Goal of the exercise: Send back the entries below exactly as they appear.

Data entries for graphics
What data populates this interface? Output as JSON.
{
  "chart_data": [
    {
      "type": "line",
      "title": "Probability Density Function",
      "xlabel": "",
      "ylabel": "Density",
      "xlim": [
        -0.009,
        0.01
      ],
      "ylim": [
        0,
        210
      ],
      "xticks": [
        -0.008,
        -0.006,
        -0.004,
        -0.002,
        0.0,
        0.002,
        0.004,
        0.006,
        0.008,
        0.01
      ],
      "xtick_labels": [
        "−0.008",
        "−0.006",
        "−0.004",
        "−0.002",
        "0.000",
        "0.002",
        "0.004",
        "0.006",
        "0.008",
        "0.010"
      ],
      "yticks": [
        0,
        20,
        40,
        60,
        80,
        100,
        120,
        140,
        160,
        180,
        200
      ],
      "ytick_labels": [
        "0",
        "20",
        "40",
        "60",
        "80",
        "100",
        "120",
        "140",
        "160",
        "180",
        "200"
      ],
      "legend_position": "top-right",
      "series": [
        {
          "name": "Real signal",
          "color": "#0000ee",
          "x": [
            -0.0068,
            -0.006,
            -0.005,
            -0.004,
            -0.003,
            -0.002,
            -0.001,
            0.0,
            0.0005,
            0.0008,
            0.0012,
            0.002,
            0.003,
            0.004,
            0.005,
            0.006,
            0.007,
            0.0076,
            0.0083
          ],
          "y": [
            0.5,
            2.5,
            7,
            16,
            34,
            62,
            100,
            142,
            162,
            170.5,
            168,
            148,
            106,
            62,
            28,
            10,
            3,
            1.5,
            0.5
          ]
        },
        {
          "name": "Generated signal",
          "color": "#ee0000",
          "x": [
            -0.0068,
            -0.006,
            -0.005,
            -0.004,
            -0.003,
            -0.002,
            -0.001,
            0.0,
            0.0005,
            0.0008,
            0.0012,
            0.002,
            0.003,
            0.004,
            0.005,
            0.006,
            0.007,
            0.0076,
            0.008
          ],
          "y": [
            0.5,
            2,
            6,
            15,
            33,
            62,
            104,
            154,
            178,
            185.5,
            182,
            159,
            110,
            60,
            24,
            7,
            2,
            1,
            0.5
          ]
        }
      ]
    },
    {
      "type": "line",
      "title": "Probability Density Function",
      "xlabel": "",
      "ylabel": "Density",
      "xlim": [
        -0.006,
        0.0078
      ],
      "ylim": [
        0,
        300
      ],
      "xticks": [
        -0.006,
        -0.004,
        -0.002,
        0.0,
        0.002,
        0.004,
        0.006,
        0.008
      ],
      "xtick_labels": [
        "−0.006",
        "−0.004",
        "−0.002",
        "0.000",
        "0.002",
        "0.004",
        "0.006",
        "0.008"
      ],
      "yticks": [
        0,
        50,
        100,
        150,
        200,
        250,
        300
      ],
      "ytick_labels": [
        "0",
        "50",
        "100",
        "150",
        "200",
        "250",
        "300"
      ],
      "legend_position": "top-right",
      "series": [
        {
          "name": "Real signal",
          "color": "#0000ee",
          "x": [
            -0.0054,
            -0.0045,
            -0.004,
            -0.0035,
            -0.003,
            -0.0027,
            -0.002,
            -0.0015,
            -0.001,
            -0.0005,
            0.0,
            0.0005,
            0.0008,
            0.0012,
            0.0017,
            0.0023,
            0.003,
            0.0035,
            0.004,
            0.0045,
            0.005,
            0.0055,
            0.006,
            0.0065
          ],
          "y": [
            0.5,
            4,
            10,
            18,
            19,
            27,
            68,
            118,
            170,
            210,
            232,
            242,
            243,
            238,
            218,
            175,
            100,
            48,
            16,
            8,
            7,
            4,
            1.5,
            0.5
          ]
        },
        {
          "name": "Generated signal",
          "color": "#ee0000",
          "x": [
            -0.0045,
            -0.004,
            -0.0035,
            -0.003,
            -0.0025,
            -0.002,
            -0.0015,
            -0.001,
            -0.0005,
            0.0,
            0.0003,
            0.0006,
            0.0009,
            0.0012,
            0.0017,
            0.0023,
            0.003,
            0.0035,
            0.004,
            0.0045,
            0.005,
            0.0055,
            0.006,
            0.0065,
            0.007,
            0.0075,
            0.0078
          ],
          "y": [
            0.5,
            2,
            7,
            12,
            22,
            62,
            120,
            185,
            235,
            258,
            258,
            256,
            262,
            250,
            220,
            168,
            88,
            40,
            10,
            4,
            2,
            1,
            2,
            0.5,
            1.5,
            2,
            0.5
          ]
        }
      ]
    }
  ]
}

Answer:
What data populates this interface? Output as JSON.
{
  "chart_data": [
    {
      "type": "line",
      "title": "Probability Density Function",
      "xlabel": "",
      "ylabel": "Density",
      "xlim": [
        -0.009,
        0.01
      ],
      "ylim": [
        0,
        210
      ],
      "xticks": [
        -0.008,
        -0.006,
        -0.004,
        -0.002,
        0.0,
        0.002,
        0.004,
        0.006,
        0.008,
        0.01
      ],
      "xtick_labels": [
        "−0.008",
        "−0.006",
        "−0.004",
        "−0.002",
        "0.000",
        "0.002",
        "0.004",
        "0.006",
        "0.008",
        "0.010"
      ],
      "yticks": [
        0,
        20,
        40,
        60,
        80,
        100,
        120,
        140,
        160,
        180,
        200
      ],
      "ytick_labels": [
        "0",
        "20",
        "40",
        "60",
        "80",
        "100",
        "120",
        "140",
        "160",
        "180",
        "200"
      ],
      "legend_position": "top-right",
      "series": [
        {
          "name": "Real signal",
          "color": "#0000ee",
          "x": [
            -0.0068,
            -0.006,
            -0.005,
            -0.004,
            -0.003,
            -0.002,
            -0.001,
            0.0,
            0.0005,
            0.0008,
            0.0012,
            0.002,
            0.003,
            0.004,
            0.005,
            0.006,
            0.007,
            0.0076,
            0.0083
          ],
          "y": [
            0.5,
            2.5,
            7,
            16,
            34,
            62,
            100,
            142,
            162,
            170.5,
            168,
            148,
            106,
            62,
            28,
            10,
            3,
            1.5,
            0.5
          ]
        },
        {
          "name": "Generated signal",
          "color": "#ee0000",
          "x": [
            -0.0068,
            -0.006,
            -0.005,
            -0.004,
            -0.003,
            -0.002,
            -0.001,
            0.0,
            0.0005,
            0.0008,
            0.0012,
            0.002,
            0.003,
            0.004,
            0.005,
            0.006,
            0.007,
            0.0076,
            0.008
          ],
          "y": [
            0.5,
            2,
            6,
            15,
            33,
            62,
            104,
            154,
            178,
            185.5,
            182,
            159,
            110,
            60,
            24,
            7,
            2,
            1,
            0.5
          ]
        }
      ]
    },
    {
      "type": "line",
      "title": "Probability Density Function",
      "xlabel": "",
      "ylabel": "Density",
      "xlim": [
        -0.006,
        0.0078
      ],
      "ylim": [
        0,
        300
      ],
      "xticks": [
        -0.006,
        -0.004,
        -0.002,
        0.0,
        0.002,
        0.004,
        0.006,
        0.008
      ],
      "xtick_labels": [
        "−0.006",
        "−0.004",
        "−0.002",
        "0.000",
        "0.002",
        "0.004",
        "0.006",
        "0.008"
      ],
      "yticks": [
        0,
        50,
        100,
        150,
        200,
        250,
        300
      ],
      "ytick_labels": [
        "0",
        "50",
        "100",
        "150",
        "200",
        "250",
        "300"
      ],
      "legend_position": "top-right",
      "series": [
        {
          "name": "Real signal",
          "color": "#0000ee",
          "x": [
            -0.0054,
            -0.0045,
            -0.004,
            -0.0035,
            -0.003,
            -0.0027,
            -0.002,
            -0.0015,
            -0.001,
            -0.0005,
            0.0,
            0.0005,
            0.0008,
            0.0012,
            0.0017,
            0.0023,
            0.003,
            0.0035,
            0.004,
            0.0045,
            0.005,
            0.0055,
            0.006,
            0.0065
          ],
          "y": [
            0.5,
            4,
            10,
            18,
            19,
            27,
            68,
            118,
            170,
            210,
            232,
            242,
            243,
            238,
            218,
            175,
            100,
            48,
            16,
            8,
            7,
            4,
            1.5,
            0.5
          ]
        },
        {
          "name": "Generated signal",
          "color": "#ee0000",
          "x": [
            -0.0045,
            -0.004,
            -0.0035,
            -0.003,
            -0.0025,
            -0.002,
            -0.0015,
            -0.001,
            -0.0005,
            0.0,
            0.0003,
            0.0006,
            0.0009,
            0.0012,
            0.0017,
            0.0023,
            0.003,
            0.0035,
            0.004,
            0.0045,
            0.005,
            0.0055,
            0.006,
            0.0065,
            0.007,
            0.0075,
            0.0078
          ],
          "y": [
            0.5,
            2,
            7,
            12,
            22,
            62,
            120,
            185,
            235,
            258,
            258,
            256,
            262,
            250,
            220,
            168,
            88,
            40,
            10,
            4,
            2,
            1,
            2,
            0.5,
            1.5,
            2,
            0.5
          ]
        }
      ]
    }
  ]
}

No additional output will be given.